Problem description: You are asked to write out the entries exactly as they are given.

⁂

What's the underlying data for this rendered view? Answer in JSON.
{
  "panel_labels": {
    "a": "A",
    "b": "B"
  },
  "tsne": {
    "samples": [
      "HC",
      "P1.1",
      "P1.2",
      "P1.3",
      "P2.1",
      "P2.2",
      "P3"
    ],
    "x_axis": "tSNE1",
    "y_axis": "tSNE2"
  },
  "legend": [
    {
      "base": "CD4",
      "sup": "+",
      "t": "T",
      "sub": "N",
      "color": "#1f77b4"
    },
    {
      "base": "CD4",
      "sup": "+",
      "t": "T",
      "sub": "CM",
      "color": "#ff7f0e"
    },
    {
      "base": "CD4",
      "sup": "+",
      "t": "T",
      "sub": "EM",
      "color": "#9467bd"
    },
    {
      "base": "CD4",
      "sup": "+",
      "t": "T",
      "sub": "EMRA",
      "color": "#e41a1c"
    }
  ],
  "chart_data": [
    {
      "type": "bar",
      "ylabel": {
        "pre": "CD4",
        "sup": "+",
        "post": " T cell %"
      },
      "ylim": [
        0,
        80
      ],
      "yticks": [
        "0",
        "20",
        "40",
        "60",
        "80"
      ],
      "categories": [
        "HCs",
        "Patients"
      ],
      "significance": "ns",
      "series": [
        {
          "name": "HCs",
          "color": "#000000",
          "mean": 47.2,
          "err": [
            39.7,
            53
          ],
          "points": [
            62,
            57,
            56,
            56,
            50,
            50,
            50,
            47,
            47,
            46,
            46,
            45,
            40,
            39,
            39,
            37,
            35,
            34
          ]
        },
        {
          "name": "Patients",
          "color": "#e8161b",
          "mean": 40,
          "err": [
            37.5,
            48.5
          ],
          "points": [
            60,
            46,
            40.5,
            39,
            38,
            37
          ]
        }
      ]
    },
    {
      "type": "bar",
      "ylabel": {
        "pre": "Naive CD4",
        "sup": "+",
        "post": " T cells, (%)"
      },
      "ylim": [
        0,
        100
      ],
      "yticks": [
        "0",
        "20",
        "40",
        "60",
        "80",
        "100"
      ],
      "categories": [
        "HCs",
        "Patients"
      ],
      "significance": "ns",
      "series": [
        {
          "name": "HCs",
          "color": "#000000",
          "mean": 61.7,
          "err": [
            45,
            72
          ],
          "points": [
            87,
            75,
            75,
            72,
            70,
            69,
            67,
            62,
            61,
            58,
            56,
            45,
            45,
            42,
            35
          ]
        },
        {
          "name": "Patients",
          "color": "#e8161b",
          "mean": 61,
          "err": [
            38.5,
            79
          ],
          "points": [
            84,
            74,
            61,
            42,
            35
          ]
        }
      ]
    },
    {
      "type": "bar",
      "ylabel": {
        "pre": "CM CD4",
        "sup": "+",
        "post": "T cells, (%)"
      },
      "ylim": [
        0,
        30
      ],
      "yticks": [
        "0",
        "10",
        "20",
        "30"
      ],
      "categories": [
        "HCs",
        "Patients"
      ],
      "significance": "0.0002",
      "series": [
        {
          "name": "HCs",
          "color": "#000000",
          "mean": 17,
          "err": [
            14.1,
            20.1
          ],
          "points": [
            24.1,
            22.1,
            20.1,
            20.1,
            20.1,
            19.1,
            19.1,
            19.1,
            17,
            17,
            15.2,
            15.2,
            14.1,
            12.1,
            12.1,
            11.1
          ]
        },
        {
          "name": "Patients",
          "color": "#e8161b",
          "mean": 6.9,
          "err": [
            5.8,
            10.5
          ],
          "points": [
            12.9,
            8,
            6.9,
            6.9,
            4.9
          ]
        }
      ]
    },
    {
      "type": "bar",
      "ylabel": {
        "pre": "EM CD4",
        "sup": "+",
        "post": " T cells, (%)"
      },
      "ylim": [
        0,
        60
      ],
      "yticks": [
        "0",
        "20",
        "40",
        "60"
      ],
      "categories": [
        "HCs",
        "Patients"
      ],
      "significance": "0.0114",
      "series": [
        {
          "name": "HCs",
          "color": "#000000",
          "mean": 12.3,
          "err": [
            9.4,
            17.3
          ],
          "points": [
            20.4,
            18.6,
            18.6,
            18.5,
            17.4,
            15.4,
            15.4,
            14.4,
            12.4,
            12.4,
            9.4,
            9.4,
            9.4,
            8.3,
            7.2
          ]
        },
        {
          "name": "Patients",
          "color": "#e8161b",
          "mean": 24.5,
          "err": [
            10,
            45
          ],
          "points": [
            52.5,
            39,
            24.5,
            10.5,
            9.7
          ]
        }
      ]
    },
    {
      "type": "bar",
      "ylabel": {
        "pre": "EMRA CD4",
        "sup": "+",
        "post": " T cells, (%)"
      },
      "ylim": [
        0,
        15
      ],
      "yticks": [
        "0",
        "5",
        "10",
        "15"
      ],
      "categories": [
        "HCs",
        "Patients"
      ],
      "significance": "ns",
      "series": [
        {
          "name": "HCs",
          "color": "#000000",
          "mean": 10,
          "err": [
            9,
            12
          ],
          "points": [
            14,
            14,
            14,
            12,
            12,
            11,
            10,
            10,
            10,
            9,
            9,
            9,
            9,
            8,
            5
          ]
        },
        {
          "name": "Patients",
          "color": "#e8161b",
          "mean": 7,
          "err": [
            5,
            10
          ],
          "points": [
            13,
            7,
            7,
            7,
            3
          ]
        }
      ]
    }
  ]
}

⁂

Written solution:
What's the underlying data for this rendered view? Answer in JSON.
{
  "panel_labels": {
    "a": "A",
    "b": "B"
  },
  "tsne": {
    "samples": [
      "HC",
      "P1.1",
      "P1.2",
      "P1.3",
      "P2.1",
      "P2.2",
      "P3"
    ],
    "x_axis": "tSNE1",
    "y_axis": "tSNE2"
  },
  "legend": [
    {
      "base": "CD4",
      "sup": "+",
      "t": "T",
      "sub": "N",
      "color": "#1f77b4"
    },
    {
      "base": "CD4",
      "sup": "+",
      "t": "T",
      "sub": "CM",
      "color": "#ff7f0e"
    },
    {
      "base": "CD4",
      "sup": "+",
      "t": "T",
      "sub": "EM",
      "color": "#9467bd"
    },
    {
      "base": "CD4",
      "sup": "+",
      "t": "T",
      "sub": "EMRA",
      "color": "#e41a1c"
    }
  ],
  "chart_data": [
    {
      "type": "bar",
      "ylabel": {
        "pre": "CD4",
        "sup": "+",
        "post": " T cell %"
      },
      "ylim": [
        0,
        80
      ],
      "yticks": [
        "0",
        "20",
        "40",
        "60",
        "80"
      ],
      "categories": [
        "HCs",
        "Patients"
      ],
      "significance": "ns",
      "series": [
        {
          "name": "HCs",
          "color": "#000000",
          "mean": 47.2,
          "err": [
            39.7,
            53
          ],
          "points": [
            62,
            57,
            56,
            56,
            50,
            50,
            50,
            47,
            47,
            46,
            46,
            45,
            40,
            39,
            39,
            37,
            35,
            34
          ]
        },
        {
          "name": "Patients",
          "color": "#e8161b",
          "mean": 40,
          "err": [
            37.5,
            48.5
          ],
          "points": [
            60,
            46,
            40.5,
            39,
            38,
            37
          ]
        }
      ]
    },
    {
      "type": "bar",
      "ylabel": {
        "pre": "Naive CD4",
        "sup": "+",
        "post": " T cells, (%)"
      },
      "ylim": [
        0,
        100
      ],
      "yticks": [
        "0",
        "20",
        "40",
        "60",
        "80",
        "100"
      ],
      "categories": [
        "HCs",
        "Patients"
      ],
      "significance": "ns",
      "series": [
        {
          "name": "HCs",
          "color": "#000000",
          "mean": 61.7,
          "err": [
            45,
            72
          ],
          "points": [
            87,
            75,
            75,
            72,
            70,
            69,
            67,
            62,
            61,
            58,
            56,
            45,
            45,
            42,
            35
          ]
        },
        {
          "name": "Patients",
          "color": "#e8161b",
          "mean": 61,
          "err": [
            38.5,
            79
          ],
          "points": [
            84,
            74,
            61,
            42,
            35
          ]
        }
      ]
    },
    {
      "type": "bar",
      "ylabel": {
        "pre": "CM CD4",
        "sup": "+",
        "post": "T cells, (%)"
      },
      "ylim": [
        0,
        30
      ],
      "yticks": [
        "0",
        "10",
        "20",
        "30"
      ],
      "categories": [
        "HCs",
        "Patients"
      ],
      "significance": "0.0002",
      "series": [
        {
          "name": "HCs",
          "color": "#000000",
          "mean": 17,
          "err": [
            14.1,
            20.1
          ],
          "points": [
            24.1,
            22.1,
            20.1,
            20.1,
            20.1,
            19.1,
            19.1,
            19.1,
            17,
            17,
            15.2,
            15.2,
            14.1,
            12.1,
            12.1,
            11.1
          ]
        },
        {
          "name": "Patients",
          "color": "#e8161b",
          "mean": 6.9,
          "err": [
            5.8,
            10.5
          ],
          "points": [
            12.9,
            8,
            6.9,
            6.9,
            4.9
          ]
        }
      ]
    },
    {
      "type": "bar",
      "ylabel": {
        "pre": "EM CD4",
        "sup": "+",
        "post": " T cells, (%)"
      },
      "ylim": [
        0,
        60
      ],
      "yticks": [
        "0",
        "20",
        "40",
        "60"
      ],
      "categories": [
        "HCs",
        "Patients"
      ],
      "significance": "0.0114",
      "series": [
        {
          "name": "HCs",
          "color": "#000000",
          "mean": 12.3,
          "err": [
            9.4,
            17.3
          ],
          "points": [
            20.4,
            18.6,
            18.6,
            18.5,
            17.4,
            15.4,
            15.4,
            14.4,
            12.4,
            12.4,
            9.4,
            9.4,
            9.4,
            8.3,
            7.2
          ]
        },
        {
          "name": "Patients",
          "color": "#e8161b",
          "mean": 24.5,
          "err": [
            10,
            45
          ],
          "points": [
            52.5,
            39,
            24.5,
            10.5,
            9.7
          ]
        }
      ]
    },
    {
      "type": "bar",
      "ylabel": {
        "pre": "EMRA CD4",
        "sup": "+",
        "post": " T cells, (%)"
      },
      "ylim": [
        0,
        15
      ],
      "yticks": [
        "0",
        "5",
        "10",
        "15"
      ],
      "categories": [
        "HCs",
        "Patients"
      ],
      "significance": "ns",
      "series": [
        {
          "name": "HCs",
          "color": "#000000",
          "mean": 10,
          "err": [
            9,
            12
          ],
          "points": [
            14,
            14,
            14,
            12,
            12,
            11,
            10,
            10,
            10,
            9,
            9,
            9,
            9,
            8,
            5
          ]
        },
        {
          "name": "Patients",
          "color": "#e8161b",
          "mean": 7,
          "err": [
            5,
            10
          ],
          "points": [
            13,
            7,
            7,
            7,
            3
          ]
        }
      ]
    }
  ]
}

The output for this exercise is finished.